■ **Available records**
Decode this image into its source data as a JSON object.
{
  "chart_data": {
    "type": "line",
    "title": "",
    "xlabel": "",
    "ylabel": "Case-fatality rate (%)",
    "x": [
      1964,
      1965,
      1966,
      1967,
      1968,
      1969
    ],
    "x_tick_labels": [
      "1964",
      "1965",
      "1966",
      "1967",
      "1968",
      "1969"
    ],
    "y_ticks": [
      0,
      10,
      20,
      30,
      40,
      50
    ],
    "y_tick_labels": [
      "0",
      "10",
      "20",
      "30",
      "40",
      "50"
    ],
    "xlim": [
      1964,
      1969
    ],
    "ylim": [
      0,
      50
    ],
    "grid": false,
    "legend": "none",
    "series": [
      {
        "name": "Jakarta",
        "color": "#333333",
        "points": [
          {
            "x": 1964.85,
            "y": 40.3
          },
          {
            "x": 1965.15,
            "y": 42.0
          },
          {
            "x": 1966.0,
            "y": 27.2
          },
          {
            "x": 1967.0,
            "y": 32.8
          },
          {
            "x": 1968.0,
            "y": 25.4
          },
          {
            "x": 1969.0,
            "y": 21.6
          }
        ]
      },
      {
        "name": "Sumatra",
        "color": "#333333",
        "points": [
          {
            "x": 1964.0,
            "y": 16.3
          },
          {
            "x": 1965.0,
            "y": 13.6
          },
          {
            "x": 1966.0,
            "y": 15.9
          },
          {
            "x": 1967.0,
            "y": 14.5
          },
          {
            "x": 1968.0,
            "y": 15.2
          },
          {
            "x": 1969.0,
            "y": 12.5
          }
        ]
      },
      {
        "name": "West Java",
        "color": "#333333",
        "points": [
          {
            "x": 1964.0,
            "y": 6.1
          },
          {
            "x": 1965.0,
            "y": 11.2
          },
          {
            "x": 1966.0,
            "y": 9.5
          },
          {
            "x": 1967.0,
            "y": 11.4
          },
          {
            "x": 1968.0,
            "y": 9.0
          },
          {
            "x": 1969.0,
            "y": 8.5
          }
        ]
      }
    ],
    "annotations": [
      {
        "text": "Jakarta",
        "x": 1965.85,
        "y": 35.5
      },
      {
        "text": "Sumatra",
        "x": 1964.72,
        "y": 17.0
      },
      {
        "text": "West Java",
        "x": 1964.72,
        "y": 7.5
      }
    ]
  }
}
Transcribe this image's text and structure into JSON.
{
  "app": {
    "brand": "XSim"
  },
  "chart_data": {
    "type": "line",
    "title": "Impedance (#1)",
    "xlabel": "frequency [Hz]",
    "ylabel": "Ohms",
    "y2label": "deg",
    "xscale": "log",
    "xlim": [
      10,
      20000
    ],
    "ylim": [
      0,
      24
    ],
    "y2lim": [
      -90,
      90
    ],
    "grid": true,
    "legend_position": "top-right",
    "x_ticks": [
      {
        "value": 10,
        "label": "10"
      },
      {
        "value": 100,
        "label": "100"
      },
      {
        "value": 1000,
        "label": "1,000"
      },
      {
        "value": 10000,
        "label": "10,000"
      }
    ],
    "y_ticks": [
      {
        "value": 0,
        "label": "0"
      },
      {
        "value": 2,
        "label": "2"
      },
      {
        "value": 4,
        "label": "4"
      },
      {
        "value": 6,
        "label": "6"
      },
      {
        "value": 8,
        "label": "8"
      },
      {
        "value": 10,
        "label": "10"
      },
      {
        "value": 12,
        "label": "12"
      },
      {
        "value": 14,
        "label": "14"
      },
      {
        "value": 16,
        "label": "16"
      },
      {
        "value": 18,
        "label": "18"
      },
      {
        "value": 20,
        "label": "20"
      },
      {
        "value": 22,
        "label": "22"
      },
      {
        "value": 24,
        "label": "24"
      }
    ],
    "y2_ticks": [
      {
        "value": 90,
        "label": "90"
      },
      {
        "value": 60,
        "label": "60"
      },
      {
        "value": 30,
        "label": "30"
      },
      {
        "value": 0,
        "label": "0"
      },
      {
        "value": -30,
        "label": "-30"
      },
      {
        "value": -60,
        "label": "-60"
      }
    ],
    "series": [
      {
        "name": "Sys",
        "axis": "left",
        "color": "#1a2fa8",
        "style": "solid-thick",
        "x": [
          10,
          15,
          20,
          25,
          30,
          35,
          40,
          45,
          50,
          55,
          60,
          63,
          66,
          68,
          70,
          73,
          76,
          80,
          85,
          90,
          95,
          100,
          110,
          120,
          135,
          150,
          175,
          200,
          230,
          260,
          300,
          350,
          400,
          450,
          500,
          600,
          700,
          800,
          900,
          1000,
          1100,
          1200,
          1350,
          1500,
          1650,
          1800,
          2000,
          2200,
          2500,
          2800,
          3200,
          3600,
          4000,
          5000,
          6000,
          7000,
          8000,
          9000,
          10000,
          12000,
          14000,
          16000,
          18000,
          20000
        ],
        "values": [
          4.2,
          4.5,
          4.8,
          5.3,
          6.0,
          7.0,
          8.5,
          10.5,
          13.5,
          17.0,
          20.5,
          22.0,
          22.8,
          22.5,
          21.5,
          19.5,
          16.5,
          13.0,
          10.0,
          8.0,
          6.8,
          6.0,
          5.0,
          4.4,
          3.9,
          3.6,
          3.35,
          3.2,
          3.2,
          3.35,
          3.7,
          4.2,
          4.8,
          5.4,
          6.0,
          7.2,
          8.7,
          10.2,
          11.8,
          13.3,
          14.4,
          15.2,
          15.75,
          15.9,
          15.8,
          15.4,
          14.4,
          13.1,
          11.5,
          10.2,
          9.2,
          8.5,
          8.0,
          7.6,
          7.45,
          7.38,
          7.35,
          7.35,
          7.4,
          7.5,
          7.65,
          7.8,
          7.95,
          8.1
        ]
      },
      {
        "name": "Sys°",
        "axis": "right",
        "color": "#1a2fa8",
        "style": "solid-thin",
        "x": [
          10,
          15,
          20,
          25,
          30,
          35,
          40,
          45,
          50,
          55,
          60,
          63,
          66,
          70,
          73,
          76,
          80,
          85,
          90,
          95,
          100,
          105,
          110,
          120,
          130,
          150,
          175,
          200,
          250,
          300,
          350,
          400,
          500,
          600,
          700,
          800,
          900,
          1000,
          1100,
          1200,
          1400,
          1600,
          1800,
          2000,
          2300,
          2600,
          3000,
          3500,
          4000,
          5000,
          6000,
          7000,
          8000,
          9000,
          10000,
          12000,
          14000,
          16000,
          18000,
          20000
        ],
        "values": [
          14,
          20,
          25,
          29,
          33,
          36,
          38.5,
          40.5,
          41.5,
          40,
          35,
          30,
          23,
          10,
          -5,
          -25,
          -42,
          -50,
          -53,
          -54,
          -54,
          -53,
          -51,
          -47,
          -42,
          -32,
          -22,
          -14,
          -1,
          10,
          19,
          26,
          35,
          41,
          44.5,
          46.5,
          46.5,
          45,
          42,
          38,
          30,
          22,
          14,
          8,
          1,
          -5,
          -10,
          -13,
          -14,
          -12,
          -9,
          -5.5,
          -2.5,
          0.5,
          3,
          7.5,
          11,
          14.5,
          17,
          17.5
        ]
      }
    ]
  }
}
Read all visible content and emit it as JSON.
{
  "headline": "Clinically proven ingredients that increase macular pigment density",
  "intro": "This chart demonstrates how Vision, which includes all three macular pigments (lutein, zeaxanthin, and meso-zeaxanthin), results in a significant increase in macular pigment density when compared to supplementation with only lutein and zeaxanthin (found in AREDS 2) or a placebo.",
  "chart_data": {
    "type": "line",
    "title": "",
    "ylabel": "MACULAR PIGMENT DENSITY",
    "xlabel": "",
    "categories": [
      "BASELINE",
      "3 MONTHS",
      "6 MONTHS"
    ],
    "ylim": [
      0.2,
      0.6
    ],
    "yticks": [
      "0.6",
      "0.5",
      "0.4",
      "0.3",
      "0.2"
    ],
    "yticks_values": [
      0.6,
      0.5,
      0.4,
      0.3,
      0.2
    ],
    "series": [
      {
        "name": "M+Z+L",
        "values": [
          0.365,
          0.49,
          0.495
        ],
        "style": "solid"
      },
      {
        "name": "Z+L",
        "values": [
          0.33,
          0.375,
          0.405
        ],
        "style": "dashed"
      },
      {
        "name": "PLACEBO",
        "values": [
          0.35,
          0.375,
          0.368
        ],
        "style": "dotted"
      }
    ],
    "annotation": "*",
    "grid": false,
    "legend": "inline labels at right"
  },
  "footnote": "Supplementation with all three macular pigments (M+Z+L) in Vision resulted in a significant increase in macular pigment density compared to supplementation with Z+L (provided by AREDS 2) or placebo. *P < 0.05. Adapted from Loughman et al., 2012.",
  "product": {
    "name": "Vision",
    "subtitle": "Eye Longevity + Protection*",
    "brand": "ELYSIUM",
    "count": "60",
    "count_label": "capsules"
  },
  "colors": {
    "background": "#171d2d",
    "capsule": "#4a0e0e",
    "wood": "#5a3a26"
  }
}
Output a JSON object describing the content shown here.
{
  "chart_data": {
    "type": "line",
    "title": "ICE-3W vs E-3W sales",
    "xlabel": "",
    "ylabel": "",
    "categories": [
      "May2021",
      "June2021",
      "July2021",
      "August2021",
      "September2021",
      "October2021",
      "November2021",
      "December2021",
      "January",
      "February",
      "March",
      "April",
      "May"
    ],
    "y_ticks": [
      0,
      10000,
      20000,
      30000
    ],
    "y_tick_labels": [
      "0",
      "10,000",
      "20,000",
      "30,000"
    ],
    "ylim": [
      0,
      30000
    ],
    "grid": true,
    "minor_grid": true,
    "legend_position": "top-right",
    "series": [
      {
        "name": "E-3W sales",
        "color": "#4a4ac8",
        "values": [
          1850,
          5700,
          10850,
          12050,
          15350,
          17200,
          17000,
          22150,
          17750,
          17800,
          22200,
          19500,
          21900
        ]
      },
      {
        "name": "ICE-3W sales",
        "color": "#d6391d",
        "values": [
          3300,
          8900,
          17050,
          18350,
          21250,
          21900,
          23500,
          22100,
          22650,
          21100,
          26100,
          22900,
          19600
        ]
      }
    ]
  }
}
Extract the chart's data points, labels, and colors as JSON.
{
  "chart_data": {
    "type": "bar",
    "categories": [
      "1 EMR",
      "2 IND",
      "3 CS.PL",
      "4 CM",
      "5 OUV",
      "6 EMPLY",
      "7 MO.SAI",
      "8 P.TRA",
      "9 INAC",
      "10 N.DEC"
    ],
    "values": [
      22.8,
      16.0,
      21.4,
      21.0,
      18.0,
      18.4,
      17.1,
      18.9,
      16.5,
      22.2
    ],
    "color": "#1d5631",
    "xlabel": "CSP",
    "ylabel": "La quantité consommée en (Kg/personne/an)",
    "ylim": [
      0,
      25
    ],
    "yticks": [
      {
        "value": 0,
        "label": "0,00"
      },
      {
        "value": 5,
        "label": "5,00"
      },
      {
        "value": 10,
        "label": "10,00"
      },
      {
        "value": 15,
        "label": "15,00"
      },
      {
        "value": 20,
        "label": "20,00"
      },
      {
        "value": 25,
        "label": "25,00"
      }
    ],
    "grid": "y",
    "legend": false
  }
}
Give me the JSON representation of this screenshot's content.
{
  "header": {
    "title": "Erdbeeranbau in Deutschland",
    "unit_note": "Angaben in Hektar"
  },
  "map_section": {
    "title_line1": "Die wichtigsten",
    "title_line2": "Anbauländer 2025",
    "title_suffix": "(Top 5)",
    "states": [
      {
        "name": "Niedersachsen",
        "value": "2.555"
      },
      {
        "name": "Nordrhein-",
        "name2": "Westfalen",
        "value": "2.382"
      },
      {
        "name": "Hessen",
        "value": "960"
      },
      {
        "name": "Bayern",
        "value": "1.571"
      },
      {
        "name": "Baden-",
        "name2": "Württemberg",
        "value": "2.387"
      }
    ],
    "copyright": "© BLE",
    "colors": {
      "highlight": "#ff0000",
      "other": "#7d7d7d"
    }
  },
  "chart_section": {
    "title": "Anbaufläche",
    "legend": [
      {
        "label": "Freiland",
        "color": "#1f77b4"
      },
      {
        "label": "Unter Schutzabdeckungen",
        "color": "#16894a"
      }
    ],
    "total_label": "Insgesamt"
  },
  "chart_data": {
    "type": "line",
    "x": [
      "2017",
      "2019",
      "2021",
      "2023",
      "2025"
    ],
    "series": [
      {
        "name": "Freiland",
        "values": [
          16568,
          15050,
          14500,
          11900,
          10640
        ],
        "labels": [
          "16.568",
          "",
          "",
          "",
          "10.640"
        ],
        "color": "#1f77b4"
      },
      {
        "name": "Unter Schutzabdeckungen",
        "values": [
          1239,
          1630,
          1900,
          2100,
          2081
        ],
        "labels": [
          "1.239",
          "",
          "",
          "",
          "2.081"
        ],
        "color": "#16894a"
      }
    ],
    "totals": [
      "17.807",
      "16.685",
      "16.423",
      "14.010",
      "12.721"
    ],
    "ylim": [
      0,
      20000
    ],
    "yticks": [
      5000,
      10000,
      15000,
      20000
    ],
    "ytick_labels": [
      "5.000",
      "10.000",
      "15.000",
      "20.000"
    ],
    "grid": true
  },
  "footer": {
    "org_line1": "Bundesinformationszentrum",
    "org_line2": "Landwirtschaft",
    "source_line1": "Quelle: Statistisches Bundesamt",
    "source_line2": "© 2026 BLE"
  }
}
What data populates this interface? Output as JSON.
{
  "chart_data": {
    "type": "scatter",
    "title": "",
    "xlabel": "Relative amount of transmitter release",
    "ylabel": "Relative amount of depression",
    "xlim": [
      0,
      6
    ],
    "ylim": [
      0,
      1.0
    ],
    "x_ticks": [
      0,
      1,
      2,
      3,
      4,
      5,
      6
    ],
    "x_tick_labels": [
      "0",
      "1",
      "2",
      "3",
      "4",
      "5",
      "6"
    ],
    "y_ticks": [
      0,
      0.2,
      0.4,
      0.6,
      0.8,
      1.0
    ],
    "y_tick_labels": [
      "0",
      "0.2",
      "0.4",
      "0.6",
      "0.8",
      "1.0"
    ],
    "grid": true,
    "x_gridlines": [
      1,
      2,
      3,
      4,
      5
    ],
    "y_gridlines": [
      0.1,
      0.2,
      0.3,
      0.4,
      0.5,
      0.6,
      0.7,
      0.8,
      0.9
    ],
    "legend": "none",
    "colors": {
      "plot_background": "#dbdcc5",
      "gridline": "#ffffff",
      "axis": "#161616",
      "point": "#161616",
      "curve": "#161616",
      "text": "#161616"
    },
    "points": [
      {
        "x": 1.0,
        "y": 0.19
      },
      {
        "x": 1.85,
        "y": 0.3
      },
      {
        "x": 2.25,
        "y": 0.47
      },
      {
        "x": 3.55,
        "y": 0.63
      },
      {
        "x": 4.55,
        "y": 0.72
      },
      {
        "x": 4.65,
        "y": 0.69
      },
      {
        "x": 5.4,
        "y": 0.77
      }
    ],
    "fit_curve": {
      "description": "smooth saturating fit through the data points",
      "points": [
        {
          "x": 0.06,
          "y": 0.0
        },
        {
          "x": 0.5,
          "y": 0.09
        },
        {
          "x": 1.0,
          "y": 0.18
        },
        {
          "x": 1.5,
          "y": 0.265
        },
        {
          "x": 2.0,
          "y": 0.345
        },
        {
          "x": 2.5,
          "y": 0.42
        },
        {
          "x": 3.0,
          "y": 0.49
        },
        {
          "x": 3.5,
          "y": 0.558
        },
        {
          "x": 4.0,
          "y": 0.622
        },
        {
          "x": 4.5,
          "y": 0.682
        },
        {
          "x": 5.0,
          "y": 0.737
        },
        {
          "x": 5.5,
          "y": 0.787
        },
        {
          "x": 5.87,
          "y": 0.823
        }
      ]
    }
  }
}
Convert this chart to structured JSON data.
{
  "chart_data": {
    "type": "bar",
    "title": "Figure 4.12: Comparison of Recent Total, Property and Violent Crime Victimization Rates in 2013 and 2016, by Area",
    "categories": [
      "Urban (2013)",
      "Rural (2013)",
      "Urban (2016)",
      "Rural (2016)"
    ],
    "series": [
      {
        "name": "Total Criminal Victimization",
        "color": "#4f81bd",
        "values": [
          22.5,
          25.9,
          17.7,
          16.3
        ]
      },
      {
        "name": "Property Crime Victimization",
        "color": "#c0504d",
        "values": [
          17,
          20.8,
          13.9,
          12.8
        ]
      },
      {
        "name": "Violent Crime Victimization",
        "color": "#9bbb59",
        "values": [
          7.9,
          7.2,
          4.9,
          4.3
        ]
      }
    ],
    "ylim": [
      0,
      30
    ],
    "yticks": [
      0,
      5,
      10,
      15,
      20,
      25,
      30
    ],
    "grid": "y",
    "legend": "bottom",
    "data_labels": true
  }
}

■ **Brief**
Pick out all lines from the data above in which the word "Unter" appears.

■ **Result**
        "label": "Unter Schutzabdeckungen",
        "name": "Unter Schutzabdeckungen",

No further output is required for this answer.